> Task goal: Go through the material below and copy each line where the word "нашей" appears.

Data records
========================================================================
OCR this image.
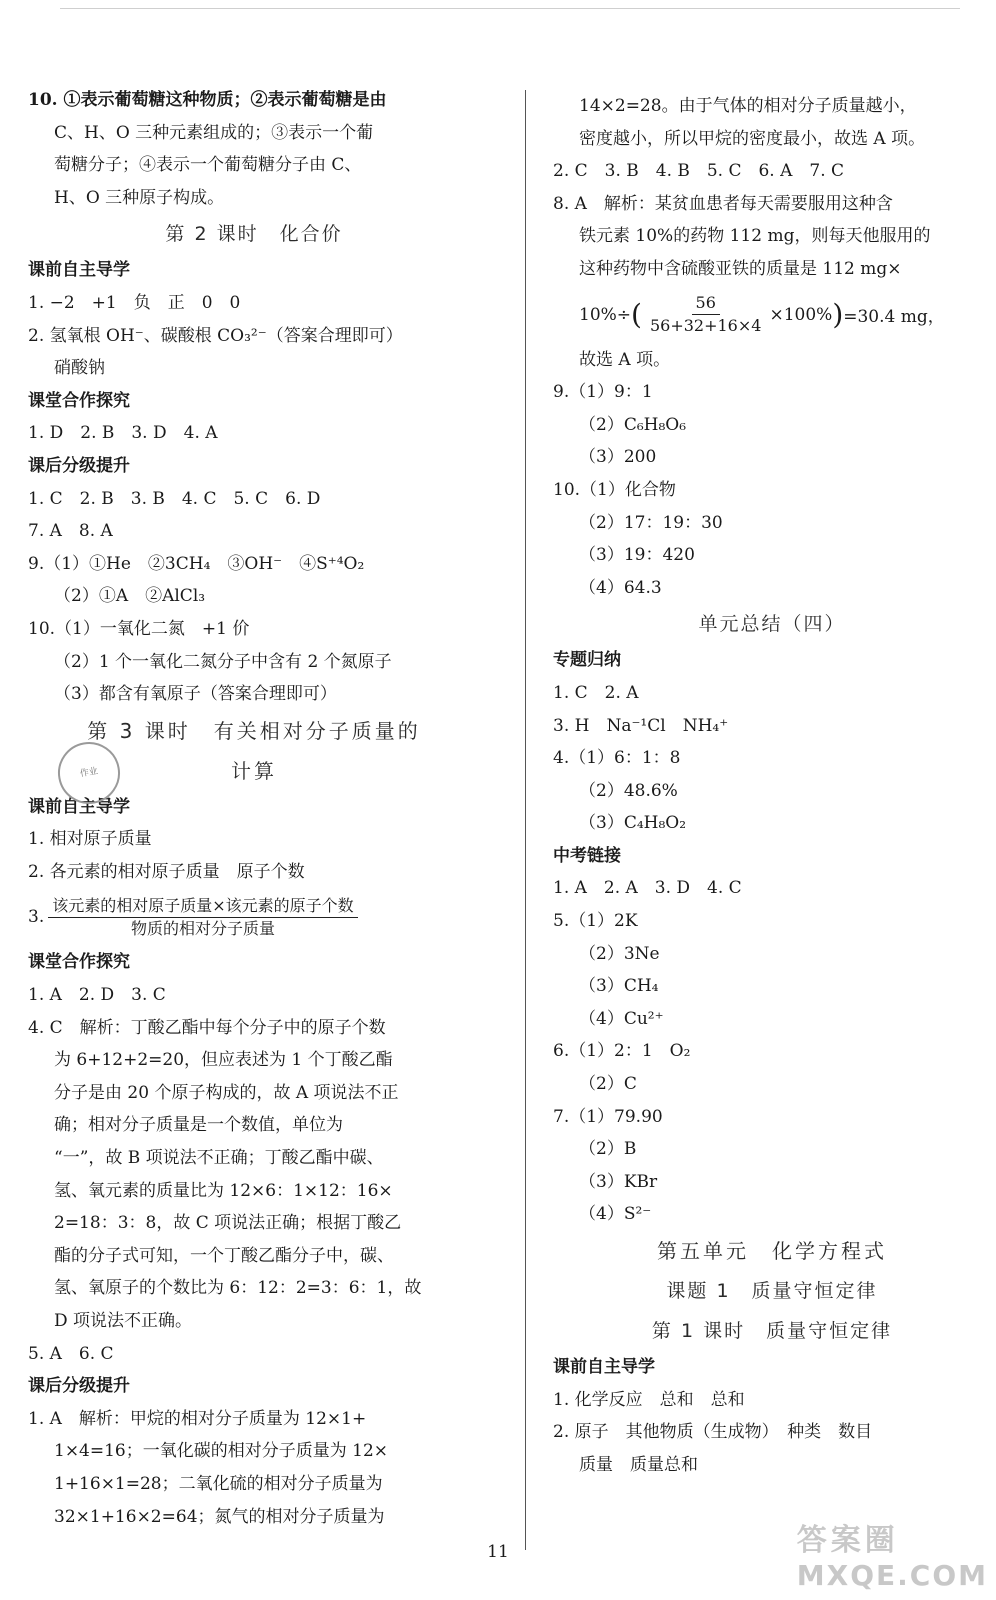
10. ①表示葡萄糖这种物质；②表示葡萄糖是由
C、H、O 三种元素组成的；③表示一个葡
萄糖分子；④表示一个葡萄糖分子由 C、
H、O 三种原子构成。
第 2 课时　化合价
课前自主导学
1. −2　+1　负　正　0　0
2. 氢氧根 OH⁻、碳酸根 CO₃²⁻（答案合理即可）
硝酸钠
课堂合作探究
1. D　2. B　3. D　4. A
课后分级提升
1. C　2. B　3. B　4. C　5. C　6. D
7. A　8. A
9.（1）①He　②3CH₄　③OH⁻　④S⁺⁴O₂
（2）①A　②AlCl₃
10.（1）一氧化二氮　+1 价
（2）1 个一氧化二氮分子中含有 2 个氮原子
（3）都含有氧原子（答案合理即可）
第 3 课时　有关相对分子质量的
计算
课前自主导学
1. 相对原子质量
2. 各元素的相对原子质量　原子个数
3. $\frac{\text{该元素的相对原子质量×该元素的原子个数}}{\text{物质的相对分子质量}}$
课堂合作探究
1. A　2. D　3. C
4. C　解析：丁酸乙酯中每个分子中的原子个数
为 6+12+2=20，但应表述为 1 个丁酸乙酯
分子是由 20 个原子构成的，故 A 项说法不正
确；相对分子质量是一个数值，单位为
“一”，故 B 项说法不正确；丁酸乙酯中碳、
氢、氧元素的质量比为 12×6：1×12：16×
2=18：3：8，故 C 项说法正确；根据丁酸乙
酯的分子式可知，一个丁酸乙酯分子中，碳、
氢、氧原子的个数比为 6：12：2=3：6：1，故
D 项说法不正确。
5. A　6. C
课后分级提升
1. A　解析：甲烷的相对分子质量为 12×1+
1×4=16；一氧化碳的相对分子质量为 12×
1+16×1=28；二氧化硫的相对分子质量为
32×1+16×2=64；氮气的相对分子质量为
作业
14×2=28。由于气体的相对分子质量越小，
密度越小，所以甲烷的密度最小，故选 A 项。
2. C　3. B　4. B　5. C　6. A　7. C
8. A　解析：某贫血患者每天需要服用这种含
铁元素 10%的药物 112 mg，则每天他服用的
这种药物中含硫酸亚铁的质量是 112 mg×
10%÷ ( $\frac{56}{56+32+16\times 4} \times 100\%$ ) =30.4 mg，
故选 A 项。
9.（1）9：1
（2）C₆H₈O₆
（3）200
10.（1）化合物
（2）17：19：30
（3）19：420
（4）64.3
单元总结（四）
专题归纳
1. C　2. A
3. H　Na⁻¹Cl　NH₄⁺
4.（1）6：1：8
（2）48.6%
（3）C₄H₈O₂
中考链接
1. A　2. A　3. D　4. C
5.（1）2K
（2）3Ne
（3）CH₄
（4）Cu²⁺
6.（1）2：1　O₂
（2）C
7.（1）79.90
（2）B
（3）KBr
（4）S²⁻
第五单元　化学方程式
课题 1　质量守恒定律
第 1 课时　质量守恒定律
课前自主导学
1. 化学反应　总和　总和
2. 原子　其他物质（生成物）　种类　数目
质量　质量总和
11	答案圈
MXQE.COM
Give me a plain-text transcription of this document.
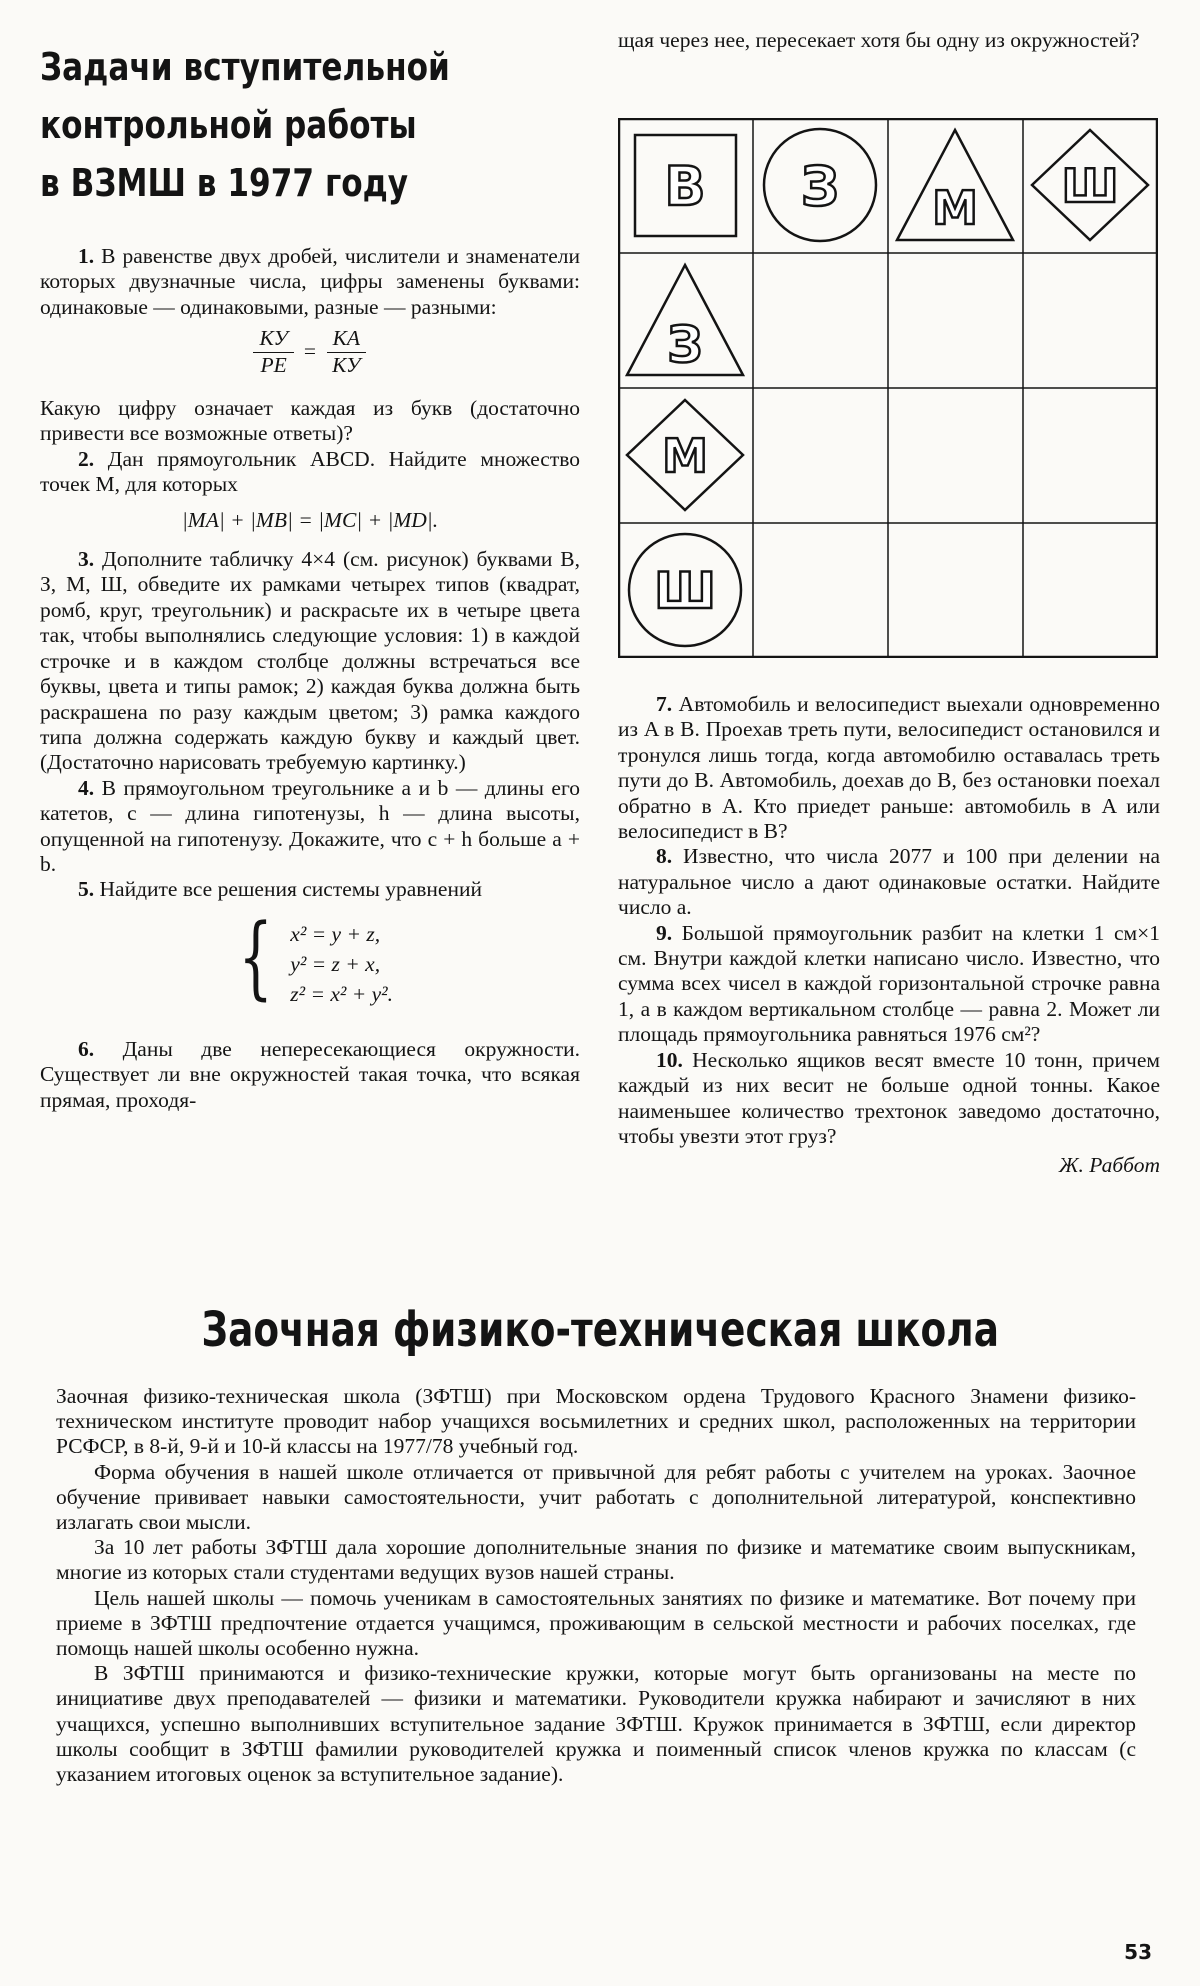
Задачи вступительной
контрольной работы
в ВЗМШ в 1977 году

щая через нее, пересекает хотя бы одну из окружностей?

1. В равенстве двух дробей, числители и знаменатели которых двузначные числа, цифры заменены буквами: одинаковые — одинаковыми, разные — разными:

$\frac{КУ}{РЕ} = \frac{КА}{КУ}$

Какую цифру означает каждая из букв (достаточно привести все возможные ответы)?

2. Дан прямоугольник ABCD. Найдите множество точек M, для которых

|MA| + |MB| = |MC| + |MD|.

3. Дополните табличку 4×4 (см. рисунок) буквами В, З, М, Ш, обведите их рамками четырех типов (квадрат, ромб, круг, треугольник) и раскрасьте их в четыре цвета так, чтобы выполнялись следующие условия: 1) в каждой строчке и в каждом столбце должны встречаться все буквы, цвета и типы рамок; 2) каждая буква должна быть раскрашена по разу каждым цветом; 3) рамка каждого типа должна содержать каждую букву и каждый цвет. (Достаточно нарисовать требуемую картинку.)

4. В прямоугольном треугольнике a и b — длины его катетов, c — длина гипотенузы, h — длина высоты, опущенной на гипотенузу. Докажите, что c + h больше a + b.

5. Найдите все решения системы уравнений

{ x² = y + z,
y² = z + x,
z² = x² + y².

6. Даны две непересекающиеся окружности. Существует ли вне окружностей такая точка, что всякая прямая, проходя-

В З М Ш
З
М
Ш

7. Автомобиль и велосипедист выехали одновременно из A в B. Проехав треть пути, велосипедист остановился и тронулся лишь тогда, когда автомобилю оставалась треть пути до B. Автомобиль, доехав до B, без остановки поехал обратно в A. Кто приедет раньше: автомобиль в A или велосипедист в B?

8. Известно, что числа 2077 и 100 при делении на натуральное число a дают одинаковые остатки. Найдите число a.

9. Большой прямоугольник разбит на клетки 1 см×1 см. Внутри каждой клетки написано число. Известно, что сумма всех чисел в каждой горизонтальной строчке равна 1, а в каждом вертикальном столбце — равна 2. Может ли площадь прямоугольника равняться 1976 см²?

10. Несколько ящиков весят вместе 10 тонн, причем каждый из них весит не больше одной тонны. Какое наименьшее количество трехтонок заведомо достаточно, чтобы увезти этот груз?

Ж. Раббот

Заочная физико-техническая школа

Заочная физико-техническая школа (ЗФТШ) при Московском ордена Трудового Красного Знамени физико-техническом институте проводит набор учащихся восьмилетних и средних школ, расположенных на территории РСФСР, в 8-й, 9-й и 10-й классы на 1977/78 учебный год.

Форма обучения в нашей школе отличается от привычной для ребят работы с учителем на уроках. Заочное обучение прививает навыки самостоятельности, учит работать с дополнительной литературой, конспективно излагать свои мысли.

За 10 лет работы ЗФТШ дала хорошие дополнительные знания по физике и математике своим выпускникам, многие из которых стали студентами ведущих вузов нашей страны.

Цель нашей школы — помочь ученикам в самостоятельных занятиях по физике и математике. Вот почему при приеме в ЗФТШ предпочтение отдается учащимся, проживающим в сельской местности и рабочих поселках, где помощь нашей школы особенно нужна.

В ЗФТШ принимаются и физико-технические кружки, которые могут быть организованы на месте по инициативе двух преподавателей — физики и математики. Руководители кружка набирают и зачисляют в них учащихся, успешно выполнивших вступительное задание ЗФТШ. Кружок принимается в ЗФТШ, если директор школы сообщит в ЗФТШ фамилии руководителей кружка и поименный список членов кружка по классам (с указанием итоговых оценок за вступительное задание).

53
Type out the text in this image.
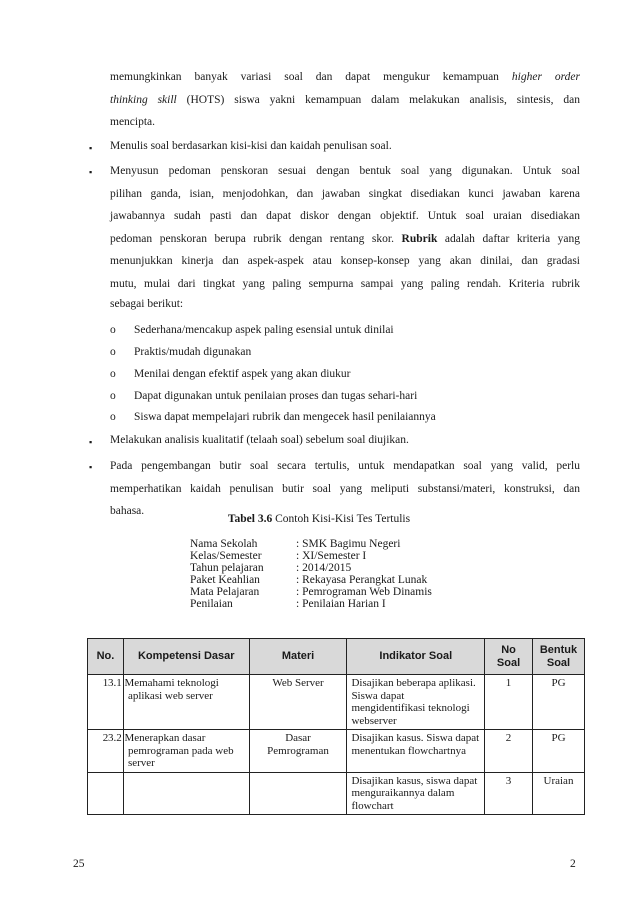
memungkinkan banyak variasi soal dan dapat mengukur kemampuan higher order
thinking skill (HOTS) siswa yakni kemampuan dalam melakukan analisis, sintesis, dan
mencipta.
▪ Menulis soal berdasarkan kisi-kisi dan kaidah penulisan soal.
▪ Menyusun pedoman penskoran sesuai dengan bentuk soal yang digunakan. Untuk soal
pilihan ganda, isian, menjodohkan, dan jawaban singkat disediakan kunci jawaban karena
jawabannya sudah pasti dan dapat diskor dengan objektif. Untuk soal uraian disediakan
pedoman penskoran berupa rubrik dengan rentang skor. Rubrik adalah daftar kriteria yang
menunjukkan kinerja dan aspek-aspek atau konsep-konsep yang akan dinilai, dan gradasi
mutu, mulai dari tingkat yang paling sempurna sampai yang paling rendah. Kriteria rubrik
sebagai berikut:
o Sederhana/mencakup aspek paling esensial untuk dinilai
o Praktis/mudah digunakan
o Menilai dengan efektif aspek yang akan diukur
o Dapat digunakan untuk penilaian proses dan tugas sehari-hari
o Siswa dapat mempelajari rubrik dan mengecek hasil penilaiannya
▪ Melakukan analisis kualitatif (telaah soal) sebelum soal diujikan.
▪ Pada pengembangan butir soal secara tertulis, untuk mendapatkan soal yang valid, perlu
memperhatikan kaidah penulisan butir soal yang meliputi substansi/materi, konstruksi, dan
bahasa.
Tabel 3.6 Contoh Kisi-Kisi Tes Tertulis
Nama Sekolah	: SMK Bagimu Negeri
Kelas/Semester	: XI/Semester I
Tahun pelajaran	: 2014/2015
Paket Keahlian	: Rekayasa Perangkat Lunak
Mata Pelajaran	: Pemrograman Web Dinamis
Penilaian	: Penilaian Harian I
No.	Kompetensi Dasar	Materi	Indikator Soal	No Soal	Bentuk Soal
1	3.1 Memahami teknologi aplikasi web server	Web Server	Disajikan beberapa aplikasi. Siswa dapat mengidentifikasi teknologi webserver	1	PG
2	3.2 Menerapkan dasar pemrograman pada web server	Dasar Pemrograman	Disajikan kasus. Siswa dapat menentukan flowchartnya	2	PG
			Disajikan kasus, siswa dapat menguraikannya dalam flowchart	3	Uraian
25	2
========================================================================
> The solution:
Форма обучения в нашей школе отличается от привычной для ребят работы с учителем на уроках. Заочное обучение прививает навыки самостоятельности, учит работать с дополнительной литературой, конспективно излагать свои мысли.
За 10 лет работы ЗФТШ дала хорошие дополнительные знания по физике и математике своим выпускникам, многие из которых стали студентами ведущих вузов нашей страны.
Цель нашей школы — помочь ученикам в самостоятельных занятиях по физике и математике. Вот почему при приеме в ЗФТШ предпочтение отдается учащимся, проживающим в сельской местности и рабочих поселках, где помощь нашей школы особенно нужна.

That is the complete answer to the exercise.